Records to process →
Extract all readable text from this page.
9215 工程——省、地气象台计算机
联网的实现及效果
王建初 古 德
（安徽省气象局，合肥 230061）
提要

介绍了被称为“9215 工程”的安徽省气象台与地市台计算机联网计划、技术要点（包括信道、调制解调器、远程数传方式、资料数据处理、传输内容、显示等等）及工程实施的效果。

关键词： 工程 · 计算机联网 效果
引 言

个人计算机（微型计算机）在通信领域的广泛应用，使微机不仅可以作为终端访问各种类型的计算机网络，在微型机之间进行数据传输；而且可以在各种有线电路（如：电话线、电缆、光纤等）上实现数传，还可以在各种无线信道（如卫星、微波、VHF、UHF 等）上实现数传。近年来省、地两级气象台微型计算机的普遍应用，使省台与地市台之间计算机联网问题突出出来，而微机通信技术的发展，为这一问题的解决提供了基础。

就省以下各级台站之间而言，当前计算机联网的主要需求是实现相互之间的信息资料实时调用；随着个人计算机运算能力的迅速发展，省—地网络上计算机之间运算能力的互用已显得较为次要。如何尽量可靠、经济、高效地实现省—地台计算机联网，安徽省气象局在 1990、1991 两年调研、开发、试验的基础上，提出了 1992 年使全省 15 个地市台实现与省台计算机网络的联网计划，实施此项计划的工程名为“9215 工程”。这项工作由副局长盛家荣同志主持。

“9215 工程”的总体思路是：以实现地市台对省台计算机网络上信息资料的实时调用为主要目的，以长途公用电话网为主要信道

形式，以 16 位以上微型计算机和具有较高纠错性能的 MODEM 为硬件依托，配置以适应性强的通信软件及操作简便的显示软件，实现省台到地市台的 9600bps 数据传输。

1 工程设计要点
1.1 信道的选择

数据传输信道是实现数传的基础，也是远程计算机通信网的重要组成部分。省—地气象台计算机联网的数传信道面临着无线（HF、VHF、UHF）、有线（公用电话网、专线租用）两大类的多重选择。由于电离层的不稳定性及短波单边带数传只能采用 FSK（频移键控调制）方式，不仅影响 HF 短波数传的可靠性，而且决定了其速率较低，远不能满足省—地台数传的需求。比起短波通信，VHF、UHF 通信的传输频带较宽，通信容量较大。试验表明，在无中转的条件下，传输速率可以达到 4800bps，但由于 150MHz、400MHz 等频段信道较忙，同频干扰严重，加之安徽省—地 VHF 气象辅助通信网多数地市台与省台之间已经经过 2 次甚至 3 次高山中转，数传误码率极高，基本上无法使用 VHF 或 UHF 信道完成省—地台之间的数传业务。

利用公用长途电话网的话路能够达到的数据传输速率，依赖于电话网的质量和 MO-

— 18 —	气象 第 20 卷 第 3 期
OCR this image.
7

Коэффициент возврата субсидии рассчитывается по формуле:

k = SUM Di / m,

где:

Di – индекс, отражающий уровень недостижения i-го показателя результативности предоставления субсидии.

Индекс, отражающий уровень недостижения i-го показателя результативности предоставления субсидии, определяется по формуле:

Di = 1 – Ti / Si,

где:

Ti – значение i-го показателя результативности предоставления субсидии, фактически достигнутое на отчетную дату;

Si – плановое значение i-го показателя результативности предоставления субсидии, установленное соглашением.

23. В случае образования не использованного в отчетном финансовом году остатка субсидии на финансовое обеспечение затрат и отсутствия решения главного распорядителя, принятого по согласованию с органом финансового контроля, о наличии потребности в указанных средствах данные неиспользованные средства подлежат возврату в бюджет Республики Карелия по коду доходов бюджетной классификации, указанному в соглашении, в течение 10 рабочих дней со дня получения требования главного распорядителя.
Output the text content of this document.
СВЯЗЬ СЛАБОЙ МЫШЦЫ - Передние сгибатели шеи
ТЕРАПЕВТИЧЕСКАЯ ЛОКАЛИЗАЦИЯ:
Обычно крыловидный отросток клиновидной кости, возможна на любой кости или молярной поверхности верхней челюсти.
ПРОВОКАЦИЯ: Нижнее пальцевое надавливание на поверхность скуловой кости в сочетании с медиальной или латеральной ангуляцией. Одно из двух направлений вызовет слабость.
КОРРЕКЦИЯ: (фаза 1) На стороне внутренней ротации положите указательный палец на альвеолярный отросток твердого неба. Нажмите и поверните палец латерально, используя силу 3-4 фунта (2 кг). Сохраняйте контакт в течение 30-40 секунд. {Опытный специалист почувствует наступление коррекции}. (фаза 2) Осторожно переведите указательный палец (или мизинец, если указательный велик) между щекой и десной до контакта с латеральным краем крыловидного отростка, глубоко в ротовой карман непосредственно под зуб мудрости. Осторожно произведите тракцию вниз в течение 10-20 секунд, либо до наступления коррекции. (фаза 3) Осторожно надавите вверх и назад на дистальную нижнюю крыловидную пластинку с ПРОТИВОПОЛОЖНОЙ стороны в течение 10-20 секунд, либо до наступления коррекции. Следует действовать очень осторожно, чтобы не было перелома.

Objective →
Reproduce the listing in full. Keep it exactly as written.

Solution for this exercise →
Extract all readable text from this page.
9215 工程——省、地气象台计算机
联网的实现及效果
王建初 古 德
（安徽省气象局，合肥 230061）
提要

介绍了被称为“9215 工程”的安徽省气象台与地市台计算机联网计划、技术要点（包括信道、调制解调器、远程数传方式、资料数据处理、传输内容、显示等等）及工程实施的效果。

关键词： 工程 · 计算机联网 效果
引 言

个人计算机（微型计算机）在通信领域的广泛应用，使微机不仅可以作为终端访问各种类型的计算机网络，在微型机之间进行数据传输；而且可以在各种有线电路（如：电话线、电缆、光纤等）上实现数传，还可以在各种无线信道（如卫星、微波、VHF、UHF 等）上实现数传。近年来省、地两级气象台微型计算机的普遍应用，使省台与地市台之间计算机联网问题突出出来，而微机通信技术的发展，为这一问题的解决提供了基础。

就省以下各级台站之间而言，当前计算机联网的主要需求是实现相互之间的信息资料实时调用；随着个人计算机运算能力的迅速发展，省—地网络上计算机之间运算能力的互用已显得较为次要。如何尽量可靠、经济、高效地实现省—地台计算机联网，安徽省气象局在 1990、1991 两年调研、开发、试验的基础上，提出了 1992 年使全省 15 个地市台实现与省台计算机网络的联网计划，实施此项计划的工程名为“9215 工程”。这项工作由副局长盛家荣同志主持。

“9215 工程”的总体思路是：以实现地市台对省台计算机网络上信息资料的实时调用为主要目的，以长途公用电话网为主要信道

形式，以 16 位以上微型计算机和具有较高纠错性能的 MODEM 为硬件依托，配置以适应性强的通信软件及操作简便的显示软件，实现省台到地市台的 9600bps 数据传输。

1 工程设计要点
1.1 信道的选择

数据传输信道是实现数传的基础，也是远程计算机通信网的重要组成部分。省—地气象台计算机联网的数传信道面临着无线（HF、VHF、UHF）、有线（公用电话网、专线租用）两大类的多重选择。由于电离层的不稳定性及短波单边带数传只能采用 FSK（频移键控调制）方式，不仅影响 HF 短波数传的可靠性，而且决定了其速率较低，远不能满足省—地台数传的需求。比起短波通信，VHF、UHF 通信的传输频带较宽，通信容量较大。试验表明，在无中转的条件下，传输速率可以达到 4800bps，但由于 150MHz、400MHz 等频段信道较忙，同频干扰严重，加之安徽省—地 VHF 气象辅助通信网多数地市台与省台之间已经经过 2 次甚至 3 次高山中转，数传误码率极高，基本上无法使用 VHF 或 UHF 信道完成省—地台之间的数传业务。

利用公用长途电话网的话路能够达到的数据传输速率，依赖于电话网的质量和 MO-

— 18 —	气象 第 20 卷 第 3 期
OCR this image.
7

Коэффициент возврата субсидии рассчитывается по формуле:

k = SUM Di / m,

где:

Di – индекс, отражающий уровень недостижения i-го показателя результативности предоставления субсидии.

Индекс, отражающий уровень недостижения i-го показателя результативности предоставления субсидии, определяется по формуле:

Di = 1 – Ti / Si,

где:

Ti – значение i-го показателя результативности предоставления субсидии, фактически достигнутое на отчетную дату;

Si – плановое значение i-го показателя результативности предоставления субсидии, установленное соглашением.

23. В случае образования не использованного в отчетном финансовом году остатка субсидии на финансовое обеспечение затрат и отсутствия решения главного распорядителя, принятого по согласованию с органом финансового контроля, о наличии потребности в указанных средствах данные неиспользованные средства подлежат возврату в бюджет Республики Карелия по коду доходов бюджетной классификации, указанному в соглашении, в течение 10 рабочих дней со дня получения требования главного распорядителя.
Output the text content of this document.
СВЯЗЬ СЛАБОЙ МЫШЦЫ - Передние сгибатели шеи
ТЕРАПЕВТИЧЕСКАЯ ЛОКАЛИЗАЦИЯ:
Обычно крыловидный отросток клиновидной кости, возможна на любой кости или молярной поверхности верхней челюсти.
ПРОВОКАЦИЯ: Нижнее пальцевое надавливание на поверхность скуловой кости в сочетании с медиальной или латеральной ангуляцией. Одно из двух направлений вызовет слабость.
КОРРЕКЦИЯ: (фаза 1) На стороне внутренней ротации положите указательный палец на альвеолярный отросток твердого неба. Нажмите и поверните палец латерально, используя силу 3-4 фунта (2 кг). Сохраняйте контакт в течение 30-40 секунд. {Опытный специалист почувствует наступление коррекции}. (фаза 2) Осторожно переведите указательный палец (или мизинец, если указательный велик) между щекой и десной до контакта с латеральным краем крыловидного отростка, глубоко в ротовой карман непосредственно под зуб мудрости. Осторожно произведите тракцию вниз в течение 10-20 секунд, либо до наступления коррекции. (фаза 3) Осторожно надавите вверх и назад на дистальную нижнюю крыловидную пластинку с ПРОТИВОПОЛОЖНОЙ стороны в течение 10-20 секунд, либо до наступления коррекции. Следует действовать очень осторожно, чтобы не было перелома.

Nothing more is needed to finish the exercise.